- YOUR GOAL:
Look through the material and copy each line holding "marker".

# # # # #

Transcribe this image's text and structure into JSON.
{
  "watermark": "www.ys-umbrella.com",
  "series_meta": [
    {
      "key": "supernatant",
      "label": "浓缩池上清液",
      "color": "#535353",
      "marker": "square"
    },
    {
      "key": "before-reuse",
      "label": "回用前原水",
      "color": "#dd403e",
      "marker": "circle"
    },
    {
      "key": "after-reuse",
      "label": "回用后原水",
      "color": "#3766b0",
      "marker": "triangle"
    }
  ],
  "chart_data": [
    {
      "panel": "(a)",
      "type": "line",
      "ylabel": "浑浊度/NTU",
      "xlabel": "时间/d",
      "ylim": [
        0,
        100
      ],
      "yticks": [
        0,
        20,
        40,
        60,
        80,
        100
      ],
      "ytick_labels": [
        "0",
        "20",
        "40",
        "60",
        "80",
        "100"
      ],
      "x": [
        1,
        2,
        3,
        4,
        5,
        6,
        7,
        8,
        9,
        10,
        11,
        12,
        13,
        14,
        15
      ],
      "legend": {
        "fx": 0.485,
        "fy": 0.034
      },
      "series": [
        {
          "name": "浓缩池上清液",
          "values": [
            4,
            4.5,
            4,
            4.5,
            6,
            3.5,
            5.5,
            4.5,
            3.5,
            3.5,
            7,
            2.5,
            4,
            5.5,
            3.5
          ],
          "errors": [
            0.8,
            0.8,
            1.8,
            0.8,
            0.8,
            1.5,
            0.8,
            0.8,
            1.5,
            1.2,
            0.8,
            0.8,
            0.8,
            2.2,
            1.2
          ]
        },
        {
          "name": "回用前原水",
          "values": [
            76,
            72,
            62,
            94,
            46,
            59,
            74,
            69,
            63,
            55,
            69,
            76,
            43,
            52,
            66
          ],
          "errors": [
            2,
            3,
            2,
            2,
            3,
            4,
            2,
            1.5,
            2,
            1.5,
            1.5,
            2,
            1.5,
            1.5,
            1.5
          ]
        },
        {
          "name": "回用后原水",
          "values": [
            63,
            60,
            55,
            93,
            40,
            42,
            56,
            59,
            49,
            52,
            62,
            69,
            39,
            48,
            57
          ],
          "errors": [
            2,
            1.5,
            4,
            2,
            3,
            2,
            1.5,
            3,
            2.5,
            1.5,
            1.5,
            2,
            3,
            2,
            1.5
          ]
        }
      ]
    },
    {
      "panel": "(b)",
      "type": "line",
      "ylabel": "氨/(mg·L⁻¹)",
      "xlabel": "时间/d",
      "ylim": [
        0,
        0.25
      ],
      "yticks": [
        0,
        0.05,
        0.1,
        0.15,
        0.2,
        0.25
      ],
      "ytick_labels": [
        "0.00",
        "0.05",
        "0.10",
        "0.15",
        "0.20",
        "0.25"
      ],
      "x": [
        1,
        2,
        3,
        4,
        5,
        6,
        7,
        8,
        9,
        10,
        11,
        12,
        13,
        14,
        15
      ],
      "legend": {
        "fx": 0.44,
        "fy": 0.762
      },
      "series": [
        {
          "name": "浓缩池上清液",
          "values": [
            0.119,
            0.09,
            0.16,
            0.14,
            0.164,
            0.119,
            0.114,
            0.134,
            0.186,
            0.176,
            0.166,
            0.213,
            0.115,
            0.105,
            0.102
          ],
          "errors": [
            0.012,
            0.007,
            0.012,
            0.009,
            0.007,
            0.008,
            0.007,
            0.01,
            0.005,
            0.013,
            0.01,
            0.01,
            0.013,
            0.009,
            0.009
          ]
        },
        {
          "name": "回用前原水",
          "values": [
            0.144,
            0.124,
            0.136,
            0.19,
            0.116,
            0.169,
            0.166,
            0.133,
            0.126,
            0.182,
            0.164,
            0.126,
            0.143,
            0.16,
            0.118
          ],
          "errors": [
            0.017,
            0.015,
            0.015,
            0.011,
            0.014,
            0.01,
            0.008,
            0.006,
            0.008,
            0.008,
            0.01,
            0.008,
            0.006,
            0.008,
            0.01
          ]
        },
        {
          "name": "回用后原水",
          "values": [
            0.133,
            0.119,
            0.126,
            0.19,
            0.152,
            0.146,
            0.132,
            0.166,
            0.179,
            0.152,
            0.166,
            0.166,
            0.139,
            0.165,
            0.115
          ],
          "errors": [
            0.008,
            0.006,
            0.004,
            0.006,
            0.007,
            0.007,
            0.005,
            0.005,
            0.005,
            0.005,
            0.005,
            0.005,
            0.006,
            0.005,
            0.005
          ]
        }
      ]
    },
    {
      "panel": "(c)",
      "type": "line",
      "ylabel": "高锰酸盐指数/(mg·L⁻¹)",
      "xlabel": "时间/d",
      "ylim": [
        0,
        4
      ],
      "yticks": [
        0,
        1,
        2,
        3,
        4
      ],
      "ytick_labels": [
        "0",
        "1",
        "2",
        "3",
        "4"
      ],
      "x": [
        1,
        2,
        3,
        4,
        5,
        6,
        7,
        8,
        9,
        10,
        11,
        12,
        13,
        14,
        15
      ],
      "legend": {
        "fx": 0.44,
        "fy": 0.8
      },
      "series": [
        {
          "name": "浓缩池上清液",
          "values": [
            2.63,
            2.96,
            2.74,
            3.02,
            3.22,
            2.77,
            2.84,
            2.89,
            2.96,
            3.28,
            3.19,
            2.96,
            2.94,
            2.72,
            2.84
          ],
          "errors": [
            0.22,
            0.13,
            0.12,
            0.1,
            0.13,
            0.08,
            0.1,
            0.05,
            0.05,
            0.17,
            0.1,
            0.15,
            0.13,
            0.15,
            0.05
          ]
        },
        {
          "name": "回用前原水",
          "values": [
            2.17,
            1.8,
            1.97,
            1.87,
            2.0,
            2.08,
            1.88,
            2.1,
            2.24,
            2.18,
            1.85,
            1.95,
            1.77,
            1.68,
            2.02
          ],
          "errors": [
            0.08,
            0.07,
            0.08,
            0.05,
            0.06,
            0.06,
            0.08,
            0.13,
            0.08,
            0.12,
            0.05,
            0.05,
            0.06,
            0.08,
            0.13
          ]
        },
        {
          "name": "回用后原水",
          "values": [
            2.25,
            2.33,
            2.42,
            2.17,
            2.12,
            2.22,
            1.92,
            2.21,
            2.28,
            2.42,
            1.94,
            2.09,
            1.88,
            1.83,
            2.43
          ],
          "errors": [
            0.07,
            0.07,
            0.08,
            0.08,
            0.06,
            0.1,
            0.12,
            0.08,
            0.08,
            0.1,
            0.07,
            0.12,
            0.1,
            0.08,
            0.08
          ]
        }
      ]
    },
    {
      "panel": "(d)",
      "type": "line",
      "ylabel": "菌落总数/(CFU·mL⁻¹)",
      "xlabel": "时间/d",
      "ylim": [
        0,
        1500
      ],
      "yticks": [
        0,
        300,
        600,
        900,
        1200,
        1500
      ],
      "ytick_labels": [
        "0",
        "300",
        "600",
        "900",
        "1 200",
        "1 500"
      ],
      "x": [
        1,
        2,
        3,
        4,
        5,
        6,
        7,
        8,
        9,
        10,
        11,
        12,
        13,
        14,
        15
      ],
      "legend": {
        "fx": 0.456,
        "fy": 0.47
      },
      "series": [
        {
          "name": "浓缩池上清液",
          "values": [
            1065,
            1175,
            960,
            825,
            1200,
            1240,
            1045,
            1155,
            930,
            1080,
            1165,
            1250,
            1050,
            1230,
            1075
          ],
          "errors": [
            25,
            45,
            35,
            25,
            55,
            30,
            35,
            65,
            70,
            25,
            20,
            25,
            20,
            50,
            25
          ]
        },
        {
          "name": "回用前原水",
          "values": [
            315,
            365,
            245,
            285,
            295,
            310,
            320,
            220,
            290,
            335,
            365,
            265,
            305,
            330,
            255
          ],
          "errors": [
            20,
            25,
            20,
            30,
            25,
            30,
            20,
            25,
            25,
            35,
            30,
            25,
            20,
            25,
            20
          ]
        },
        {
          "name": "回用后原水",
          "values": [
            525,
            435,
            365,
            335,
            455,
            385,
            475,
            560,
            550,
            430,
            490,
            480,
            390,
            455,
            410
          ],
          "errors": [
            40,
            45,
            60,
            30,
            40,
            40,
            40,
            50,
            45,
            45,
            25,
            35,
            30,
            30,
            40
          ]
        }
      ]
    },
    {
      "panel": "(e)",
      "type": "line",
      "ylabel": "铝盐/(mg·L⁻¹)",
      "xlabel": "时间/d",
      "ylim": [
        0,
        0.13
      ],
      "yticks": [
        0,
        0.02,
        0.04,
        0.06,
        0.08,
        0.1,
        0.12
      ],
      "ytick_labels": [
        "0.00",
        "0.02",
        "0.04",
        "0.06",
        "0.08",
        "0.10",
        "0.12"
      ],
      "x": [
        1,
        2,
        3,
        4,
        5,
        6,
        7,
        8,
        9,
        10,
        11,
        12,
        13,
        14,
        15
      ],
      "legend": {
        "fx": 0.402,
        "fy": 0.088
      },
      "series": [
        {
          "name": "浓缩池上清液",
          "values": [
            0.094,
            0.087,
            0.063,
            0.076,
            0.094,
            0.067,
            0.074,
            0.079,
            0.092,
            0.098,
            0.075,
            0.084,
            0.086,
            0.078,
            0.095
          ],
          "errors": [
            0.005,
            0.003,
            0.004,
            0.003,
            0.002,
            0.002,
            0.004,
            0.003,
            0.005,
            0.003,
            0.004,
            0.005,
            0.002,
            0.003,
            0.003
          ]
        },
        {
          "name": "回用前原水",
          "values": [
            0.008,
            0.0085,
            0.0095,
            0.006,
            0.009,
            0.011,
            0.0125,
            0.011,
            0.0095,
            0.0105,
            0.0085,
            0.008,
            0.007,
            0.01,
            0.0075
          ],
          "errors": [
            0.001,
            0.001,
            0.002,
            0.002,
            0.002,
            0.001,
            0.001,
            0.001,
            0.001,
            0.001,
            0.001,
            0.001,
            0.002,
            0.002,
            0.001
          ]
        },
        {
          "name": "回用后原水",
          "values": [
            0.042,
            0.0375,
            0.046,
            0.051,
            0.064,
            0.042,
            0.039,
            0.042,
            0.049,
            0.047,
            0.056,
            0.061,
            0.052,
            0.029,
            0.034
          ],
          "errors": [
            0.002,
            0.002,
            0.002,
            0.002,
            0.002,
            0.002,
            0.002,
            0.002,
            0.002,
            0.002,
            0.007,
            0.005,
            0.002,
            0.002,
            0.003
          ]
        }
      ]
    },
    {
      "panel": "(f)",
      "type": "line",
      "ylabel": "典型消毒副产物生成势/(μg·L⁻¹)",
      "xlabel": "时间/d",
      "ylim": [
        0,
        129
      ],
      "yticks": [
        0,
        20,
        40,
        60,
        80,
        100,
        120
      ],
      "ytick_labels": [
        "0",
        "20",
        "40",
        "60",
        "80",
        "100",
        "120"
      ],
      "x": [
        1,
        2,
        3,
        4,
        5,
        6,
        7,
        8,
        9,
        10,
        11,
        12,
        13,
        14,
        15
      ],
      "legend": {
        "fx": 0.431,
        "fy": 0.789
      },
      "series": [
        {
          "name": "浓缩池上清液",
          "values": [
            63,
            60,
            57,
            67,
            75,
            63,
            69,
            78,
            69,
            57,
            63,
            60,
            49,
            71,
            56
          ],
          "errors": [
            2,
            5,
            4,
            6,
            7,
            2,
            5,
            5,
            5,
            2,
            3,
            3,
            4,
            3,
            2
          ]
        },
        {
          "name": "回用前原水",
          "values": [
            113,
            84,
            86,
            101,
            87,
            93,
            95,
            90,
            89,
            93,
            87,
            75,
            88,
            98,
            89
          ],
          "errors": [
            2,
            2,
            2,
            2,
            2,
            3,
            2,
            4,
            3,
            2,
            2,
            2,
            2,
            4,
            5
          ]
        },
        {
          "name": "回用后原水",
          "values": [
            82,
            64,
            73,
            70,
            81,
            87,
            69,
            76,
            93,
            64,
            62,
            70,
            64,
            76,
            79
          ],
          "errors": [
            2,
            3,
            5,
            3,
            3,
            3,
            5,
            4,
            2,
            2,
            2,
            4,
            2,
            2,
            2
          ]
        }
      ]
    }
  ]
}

# # # # #

- ANSWER TO THIS TASK:
      "marker": "square"
      "marker": "circle"
      "marker": "triangle"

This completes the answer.